Problem statement:
Leaving the pictures aside, transcribe every line below exactly.

Data for this exercise:
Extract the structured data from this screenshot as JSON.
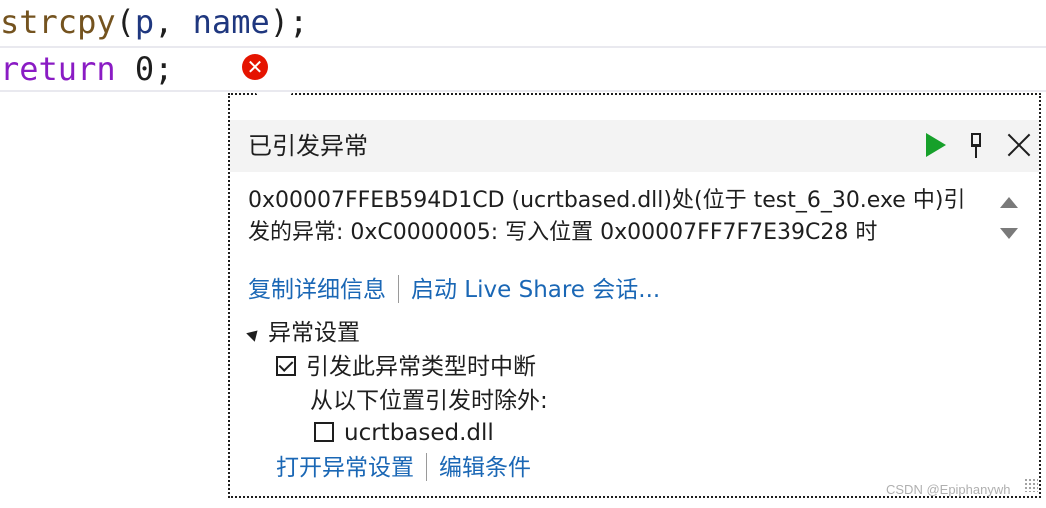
{
  "editor": {
    "line1": {
      "fn": "strcpy",
      "open": "(",
      "arg1": "p",
      "comma": ", ",
      "arg2": "name",
      "close": ");"
    },
    "line2": {
      "kw": "return",
      "space": " ",
      "num": "0",
      "semi": ";"
    },
    "error_icon": "✕"
  },
  "popup": {
    "title": "已引发异常",
    "message": "0x00007FFEB594D1CD (ucrtbased.dll)处(位于 test_6_30.exe 中)引发的异常: 0xC0000005: 写入位置 0x00007FF7F7E39C28 时",
    "links": {
      "copy_details": "复制详细信息",
      "live_share": "启动 Live Share 会话..."
    },
    "settings": {
      "header": "异常设置",
      "break_on_type": "引发此异常类型时中断",
      "except_from": "从以下位置引发时除外:",
      "module": "ucrtbased.dll"
    },
    "bottom_links": {
      "open_settings": "打开异常设置",
      "edit_conditions": "编辑条件"
    }
  },
  "watermark": "CSDN @Epiphanywh",
  "colors": {
    "keyword": "#8a1bc4",
    "identifier": "#1f377f",
    "function": "#74531f",
    "number": "#1e1e1e",
    "link": "#1a67b5",
    "error": "#e51400",
    "run": "#16a02a"
  }
}
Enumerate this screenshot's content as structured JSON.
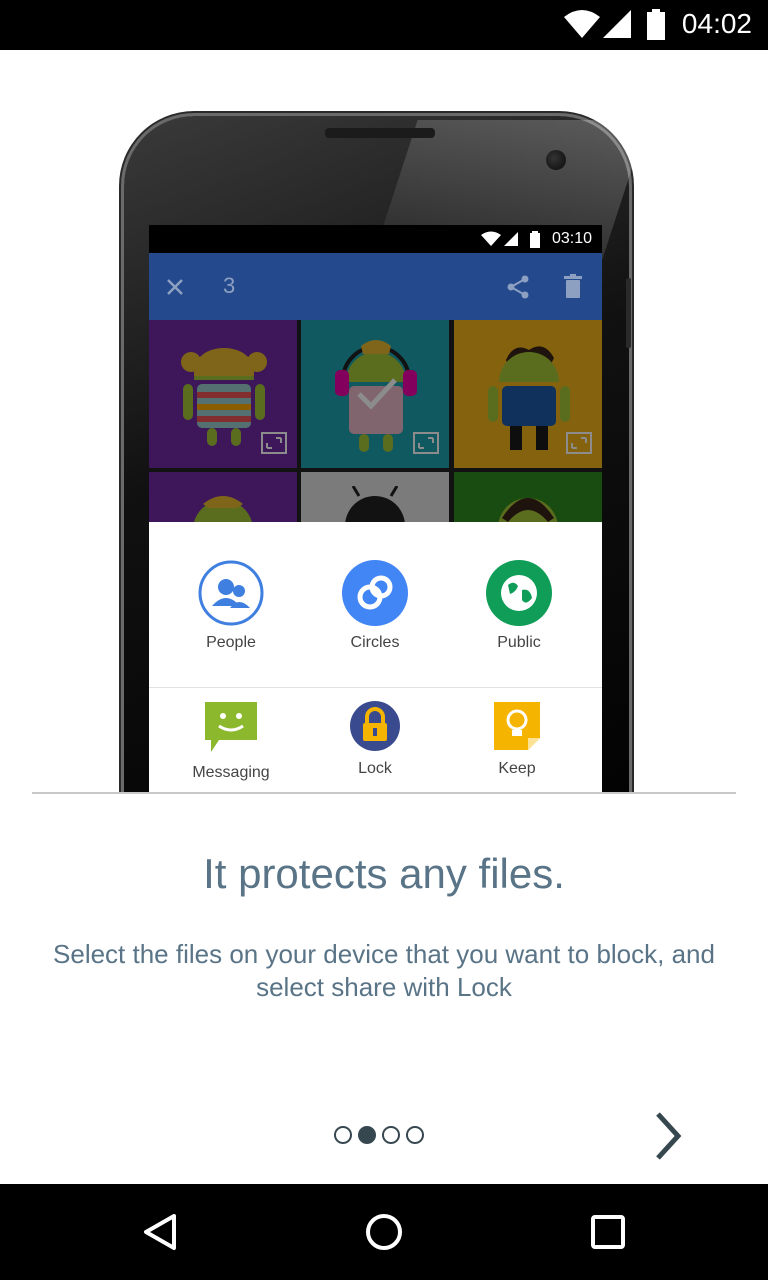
{
  "status_bar": {
    "time": "04:02"
  },
  "illustration": {
    "inner_status_time": "03:10",
    "inner_toolbar_count": "3",
    "share_items": [
      {
        "label": "People",
        "icon": "people-icon"
      },
      {
        "label": "Circles",
        "icon": "circles-icon"
      },
      {
        "label": "Public",
        "icon": "globe-icon"
      },
      {
        "label": "Messaging",
        "icon": "messaging-icon"
      },
      {
        "label": "Lock",
        "icon": "padlock-icon"
      },
      {
        "label": "Keep",
        "icon": "keep-bulb-icon"
      }
    ]
  },
  "content": {
    "headline": "It protects any files.",
    "description": "Select the files on your device that you want to block, and select share with Lock"
  },
  "pager": {
    "total_pages": 4,
    "current_page": 2
  },
  "colors": {
    "text": "#5a7487",
    "toolbar": "#24498c",
    "dot": "#37474f"
  }
}
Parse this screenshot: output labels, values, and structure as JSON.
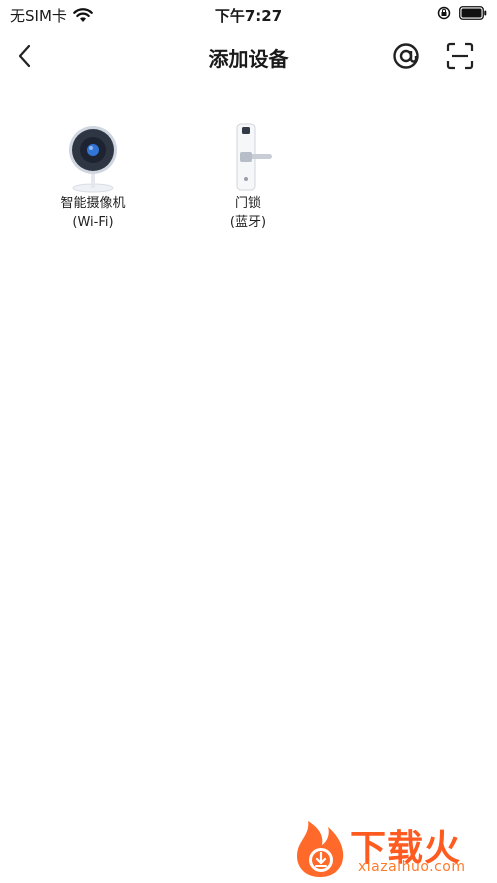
{
  "status_bar": {
    "carrier": "无SIM卡",
    "time": "下午7:27"
  },
  "nav": {
    "title": "添加设备"
  },
  "devices": [
    {
      "name": "智能摄像机",
      "sub": "(Wi-Fi)",
      "icon": "camera-icon"
    },
    {
      "name": "门锁",
      "sub": "(蓝牙)",
      "icon": "door-lock-icon"
    }
  ],
  "watermark": {
    "title": "下载火",
    "url": "xiazaihuo.com"
  },
  "colors": {
    "accent": "#ff5a1f",
    "text": "#1a1a1a"
  }
}
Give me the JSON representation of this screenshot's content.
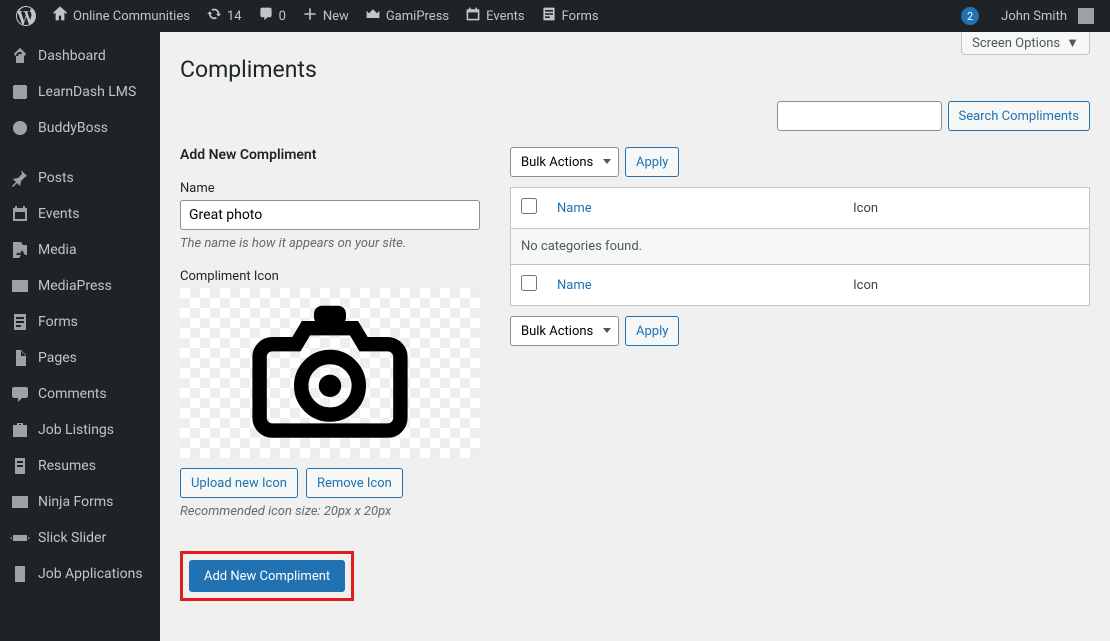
{
  "topbar": {
    "site_name": "Online Communities",
    "updates_count": "14",
    "comments_count": "0",
    "new_label": "New",
    "gamipress": "GamiPress",
    "events": "Events",
    "forms": "Forms",
    "notif_count": "2",
    "user_name": "John Smith"
  },
  "sidebar": {
    "items": [
      {
        "label": "Dashboard"
      },
      {
        "label": "LearnDash LMS"
      },
      {
        "label": "BuddyBoss"
      },
      {
        "label": "Posts"
      },
      {
        "label": "Events"
      },
      {
        "label": "Media"
      },
      {
        "label": "MediaPress"
      },
      {
        "label": "Forms"
      },
      {
        "label": "Pages"
      },
      {
        "label": "Comments"
      },
      {
        "label": "Job Listings"
      },
      {
        "label": "Resumes"
      },
      {
        "label": "Ninja Forms"
      },
      {
        "label": "Slick Slider"
      },
      {
        "label": "Job Applications"
      }
    ]
  },
  "page": {
    "screen_options": "Screen Options",
    "title": "Compliments",
    "search_button": "Search Compliments",
    "form": {
      "heading": "Add New Compliment",
      "name_label": "Name",
      "name_value": "Great photo",
      "name_desc": "The name is how it appears on your site.",
      "icon_label": "Compliment Icon",
      "upload_btn": "Upload new Icon",
      "remove_btn": "Remove Icon",
      "icon_size_desc": "Recommended icon size: 20px x 20px",
      "submit_btn": "Add New Compliment"
    },
    "table": {
      "bulk_actions": "Bulk Actions",
      "apply": "Apply",
      "col_name": "Name",
      "col_icon": "Icon",
      "empty": "No categories found."
    }
  }
}
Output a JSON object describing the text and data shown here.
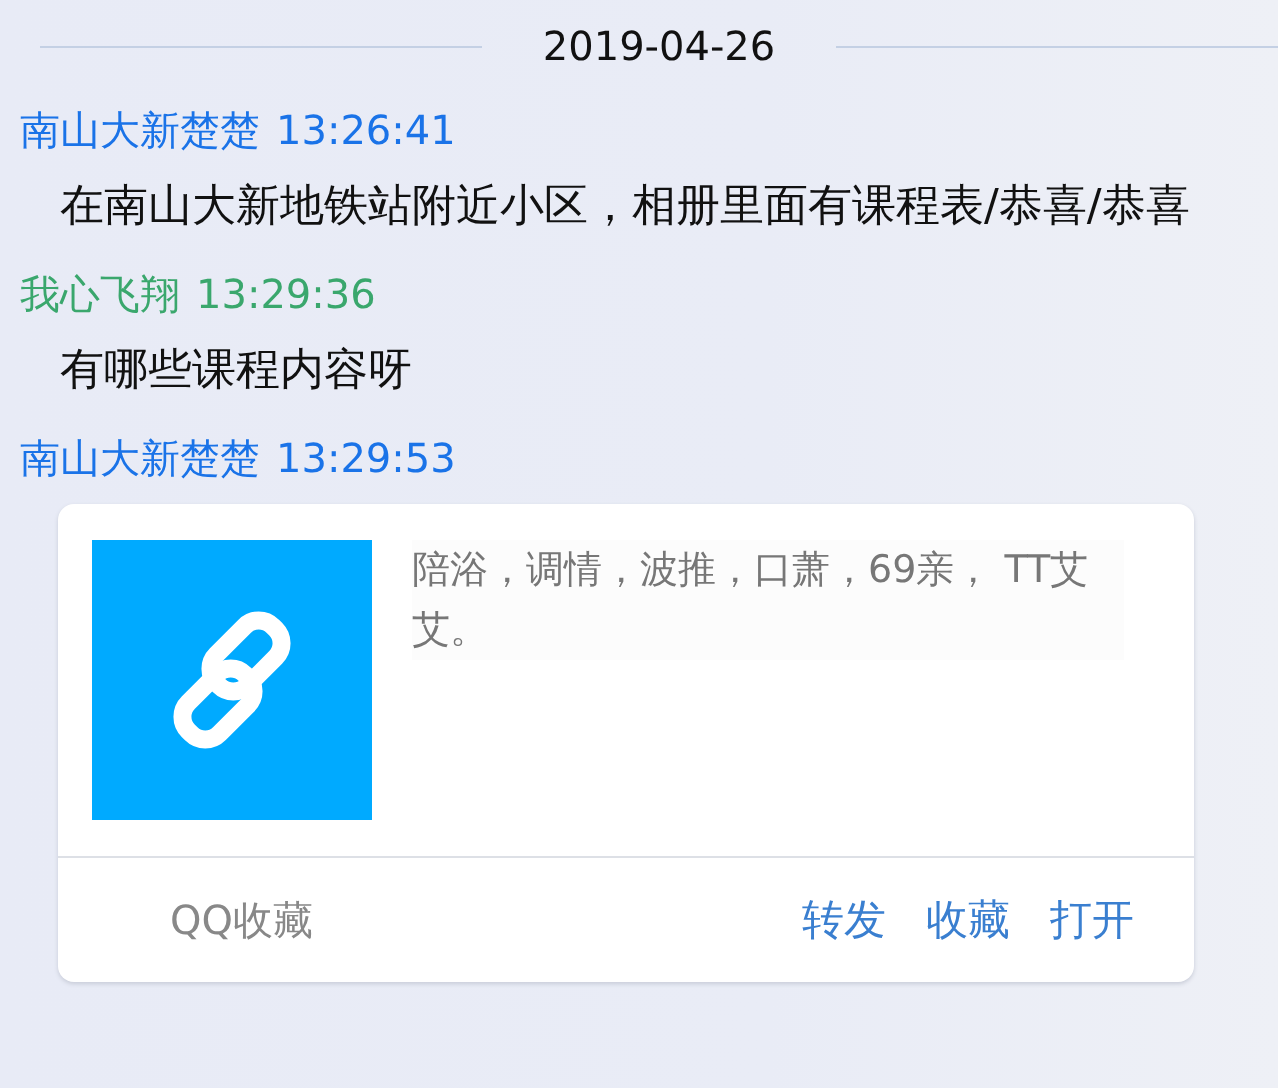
{
  "date": "2019-04-26",
  "messages": [
    {
      "kind": "text",
      "sender": "南山大新楚楚",
      "time": "13:26:41",
      "color": "#1a73e8",
      "text": "在南山大新地铁站附近小区，相册里面有课程表/恭喜/恭喜"
    },
    {
      "kind": "text",
      "sender": "我心飞翔",
      "time": "13:29:36",
      "color": "#3aa76d",
      "text": "有哪些课程内容呀"
    },
    {
      "kind": "card",
      "sender": "南山大新楚楚",
      "time": "13:29:53",
      "color": "#1a73e8",
      "text": "陪浴，调情，波推，口萧，69亲， TT艾艾。",
      "source": "QQ收藏",
      "actions": [
        "转发",
        "收藏",
        "打开"
      ]
    }
  ]
}
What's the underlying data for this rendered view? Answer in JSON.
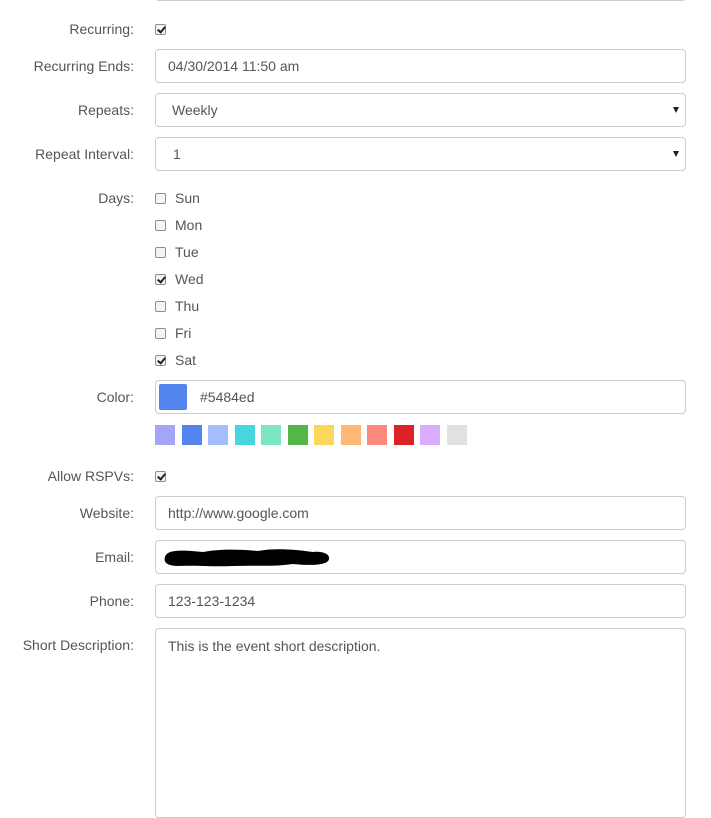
{
  "form": {
    "recurring": {
      "label": "Recurring:",
      "checked": true
    },
    "recurring_ends": {
      "label": "Recurring Ends:",
      "value": "04/30/2014 11:50 am"
    },
    "repeats": {
      "label": "Repeats:",
      "value": "Weekly"
    },
    "repeat_interval": {
      "label": "Repeat Interval:",
      "value": "1"
    },
    "days": {
      "label": "Days:",
      "items": [
        {
          "label": "Sun",
          "checked": false
        },
        {
          "label": "Mon",
          "checked": false
        },
        {
          "label": "Tue",
          "checked": false
        },
        {
          "label": "Wed",
          "checked": true
        },
        {
          "label": "Thu",
          "checked": false
        },
        {
          "label": "Fri",
          "checked": false
        },
        {
          "label": "Sat",
          "checked": true
        }
      ]
    },
    "color": {
      "label": "Color:",
      "value": "#5484ed",
      "swatches": [
        "#a4a4f8",
        "#5484ed",
        "#a4bdfc",
        "#46d6db",
        "#7ae7bf",
        "#51b749",
        "#fbd75b",
        "#ffb878",
        "#ff887c",
        "#dc2127",
        "#dbadff",
        "#e1e1e1"
      ]
    },
    "allow_rsvps": {
      "label": "Allow RSPVs:",
      "checked": true
    },
    "website": {
      "label": "Website:",
      "value": "http://www.google.com"
    },
    "email": {
      "label": "Email:",
      "redacted": true
    },
    "phone": {
      "label": "Phone:",
      "value": "123-123-1234"
    },
    "short_description": {
      "label": "Short Description:",
      "value": "This is the event short description."
    }
  }
}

Solution to the problem:
Extract the structured data from this screenshot as JSON.
{
  "editor": {
    "line1": {
      "fn": "strcpy",
      "open": "(",
      "arg1": "p",
      "comma": ", ",
      "arg2": "name",
      "close": ");"
    },
    "line2": {
      "kw": "return",
      "space": " ",
      "num": "0",
      "semi": ";"
    },
    "error_icon": "✕"
  },
  "popup": {
    "title": "已引发异常",
    "message": "0x00007FFEB594D1CD (ucrtbased.dll)处(位于 test_6_30.exe 中)引发的异常: 0xC0000005: 写入位置 0x00007FF7F7E39C28 时",
    "links": {
      "copy_details": "复制详细信息",
      "live_share": "启动 Live Share 会话..."
    },
    "settings": {
      "header": "异常设置",
      "break_on_type": "引发此异常类型时中断",
      "except_from": "从以下位置引发时除外:",
      "module": "ucrtbased.dll"
    },
    "bottom_links": {
      "open_settings": "打开异常设置",
      "edit_conditions": "编辑条件"
    }
  },
  "watermark": "CSDN @Epiphanywh",
  "colors": {
    "keyword": "#8a1bc4",
    "identifier": "#1f377f",
    "function": "#74531f",
    "number": "#1e1e1e",
    "link": "#1a67b5",
    "error": "#e51400",
    "run": "#16a02a"
  }
}
Enumerate this screenshot's content as structured JSON.
{
  "status_bar": {
    "time": "04:02"
  },
  "illustration": {
    "inner_status_time": "03:10",
    "inner_toolbar_count": "3",
    "share_items": [
      {
        "label": "People",
        "icon": "people-icon"
      },
      {
        "label": "Circles",
        "icon": "circles-icon"
      },
      {
        "label": "Public",
        "icon": "globe-icon"
      },
      {
        "label": "Messaging",
        "icon": "messaging-icon"
      },
      {
        "label": "Lock",
        "icon": "padlock-icon"
      },
      {
        "label": "Keep",
        "icon": "keep-bulb-icon"
      }
    ]
  },
  "content": {
    "headline": "It protects any files.",
    "description": "Select the files on your device that you want to block, and select share with Lock"
  },
  "pager": {
    "total_pages": 4,
    "current_page": 2
  },
  "colors": {
    "text": "#5a7487",
    "toolbar": "#24498c",
    "dot": "#37474f"
  }
}
Parse this screenshot: output labels, values, and structure as JSON.
{
  "status_bar": {
    "carrier": "无SIM卡",
    "time": "下午7:27"
  },
  "nav": {
    "title": "添加设备"
  },
  "devices": [
    {
      "name": "智能摄像机",
      "sub": "(Wi-Fi)",
      "icon": "camera-icon"
    },
    {
      "name": "门锁",
      "sub": "(蓝牙)",
      "icon": "door-lock-icon"
    }
  ],
  "watermark": {
    "title": "下载火",
    "url": "xiazaihuo.com"
  },
  "colors": {
    "accent": "#ff5a1f",
    "text": "#1a1a1a"
  }
}
Give me the JSON representation of this screenshot's content.
{
  "topbar": {
    "site_name": "Online Communities",
    "updates_count": "14",
    "comments_count": "0",
    "new_label": "New",
    "gamipress": "GamiPress",
    "events": "Events",
    "forms": "Forms",
    "notif_count": "2",
    "user_name": "John Smith"
  },
  "sidebar": {
    "items": [
      {
        "label": "Dashboard"
      },
      {
        "label": "LearnDash LMS"
      },
      {
        "label": "BuddyBoss"
      },
      {
        "label": "Posts"
      },
      {
        "label": "Events"
      },
      {
        "label": "Media"
      },
      {
        "label": "MediaPress"
      },
      {
        "label": "Forms"
      },
      {
        "label": "Pages"
      },
      {
        "label": "Comments"
      },
      {
        "label": "Job Listings"
      },
      {
        "label": "Resumes"
      },
      {
        "label": "Ninja Forms"
      },
      {
        "label": "Slick Slider"
      },
      {
        "label": "Job Applications"
      }
    ]
  },
  "page": {
    "screen_options": "Screen Options",
    "title": "Compliments",
    "search_button": "Search Compliments",
    "form": {
      "heading": "Add New Compliment",
      "name_label": "Name",
      "name_value": "Great photo",
      "name_desc": "The name is how it appears on your site.",
      "icon_label": "Compliment Icon",
      "upload_btn": "Upload new Icon",
      "remove_btn": "Remove Icon",
      "icon_size_desc": "Recommended icon size: 20px x 20px",
      "submit_btn": "Add New Compliment"
    },
    "table": {
      "bulk_actions": "Bulk Actions",
      "apply": "Apply",
      "col_name": "Name",
      "col_icon": "Icon",
      "empty": "No categories found."
    }
  }
}
Output a JSON object describing the text and data shown here.
{
  "date": "2019-04-26",
  "messages": [
    {
      "kind": "text",
      "sender": "南山大新楚楚",
      "time": "13:26:41",
      "color": "#1a73e8",
      "text": "在南山大新地铁站附近小区，相册里面有课程表/恭喜/恭喜"
    },
    {
      "kind": "text",
      "sender": "我心飞翔",
      "time": "13:29:36",
      "color": "#3aa76d",
      "text": "有哪些课程内容呀"
    },
    {
      "kind": "card",
      "sender": "南山大新楚楚",
      "time": "13:29:53",
      "color": "#1a73e8",
      "text": "陪浴，调情，波推，口萧，69亲， TT艾艾。",
      "source": "QQ收藏",
      "actions": [
        "转发",
        "收藏",
        "打开"
      ]
    }
  ]
}
What's the underlying data for this rendered view? Answer in JSON.
{
  "form": {
    "recurring": {
      "label": "Recurring:",
      "checked": true
    },
    "recurring_ends": {
      "label": "Recurring Ends:",
      "value": "04/30/2014 11:50 am"
    },
    "repeats": {
      "label": "Repeats:",
      "value": "Weekly"
    },
    "repeat_interval": {
      "label": "Repeat Interval:",
      "value": "1"
    },
    "days": {
      "label": "Days:",
      "items": [
        {
          "label": "Sun",
          "checked": false
        },
        {
          "label": "Mon",
          "checked": false
        },
        {
          "label": "Tue",
          "checked": false
        },
        {
          "label": "Wed",
          "checked": true
        },
        {
          "label": "Thu",
          "checked": false
        },
        {
          "label": "Fri",
          "checked": false
        },
        {
          "label": "Sat",
          "checked": true
        }
      ]
    },
    "color": {
      "label": "Color:",
      "value": "#5484ed",
      "swatches": [
        "#a4a4f8",
        "#5484ed",
        "#a4bdfc",
        "#46d6db",
        "#7ae7bf",
        "#51b749",
        "#fbd75b",
        "#ffb878",
        "#ff887c",
        "#dc2127",
        "#dbadff",
        "#e1e1e1"
      ]
    },
    "allow_rsvps": {
      "label": "Allow RSPVs:",
      "checked": true
    },
    "website": {
      "label": "Website:",
      "value": "http://www.google.com"
    },
    "email": {
      "label": "Email:",
      "redacted": true
    },
    "phone": {
      "label": "Phone:",
      "value": "123-123-1234"
    },
    "short_description": {
      "label": "Short Description:",
      "value": "This is the event short description."
    }
  }
}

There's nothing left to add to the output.